**What you are asked to do:**
List each line of the data that holds the string "nFrequency", please.

(Saved entries)
'''
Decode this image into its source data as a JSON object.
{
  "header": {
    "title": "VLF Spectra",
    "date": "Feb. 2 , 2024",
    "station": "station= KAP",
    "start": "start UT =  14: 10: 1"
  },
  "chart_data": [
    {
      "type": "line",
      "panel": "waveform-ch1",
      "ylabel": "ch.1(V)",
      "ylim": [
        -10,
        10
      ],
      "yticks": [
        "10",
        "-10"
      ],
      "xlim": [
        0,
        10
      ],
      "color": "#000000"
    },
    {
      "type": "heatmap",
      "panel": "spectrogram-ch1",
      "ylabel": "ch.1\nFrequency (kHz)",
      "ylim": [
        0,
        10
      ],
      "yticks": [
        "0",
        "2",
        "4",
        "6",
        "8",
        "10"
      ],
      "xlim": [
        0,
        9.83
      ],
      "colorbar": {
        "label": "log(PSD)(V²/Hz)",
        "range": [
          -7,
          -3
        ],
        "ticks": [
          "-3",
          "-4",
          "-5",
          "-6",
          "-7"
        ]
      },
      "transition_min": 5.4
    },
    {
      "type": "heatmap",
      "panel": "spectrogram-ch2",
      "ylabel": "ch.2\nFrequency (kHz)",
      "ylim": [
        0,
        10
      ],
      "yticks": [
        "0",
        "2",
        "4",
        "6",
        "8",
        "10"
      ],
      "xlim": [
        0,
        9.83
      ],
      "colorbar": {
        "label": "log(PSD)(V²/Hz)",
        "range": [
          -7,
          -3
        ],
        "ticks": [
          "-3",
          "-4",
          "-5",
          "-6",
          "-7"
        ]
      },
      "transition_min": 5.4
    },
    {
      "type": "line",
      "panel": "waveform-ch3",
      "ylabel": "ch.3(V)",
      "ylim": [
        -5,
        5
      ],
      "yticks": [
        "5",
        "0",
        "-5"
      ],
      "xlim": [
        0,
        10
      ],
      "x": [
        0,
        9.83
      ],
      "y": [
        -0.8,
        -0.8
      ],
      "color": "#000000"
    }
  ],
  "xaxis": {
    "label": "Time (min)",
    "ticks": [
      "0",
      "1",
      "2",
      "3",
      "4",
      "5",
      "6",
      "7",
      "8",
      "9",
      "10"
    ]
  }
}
'''
**Full response:**
      "ylabel": "ch.1\nFrequency (kHz)",
      "ylabel": "ch.2\nFrequency (kHz)",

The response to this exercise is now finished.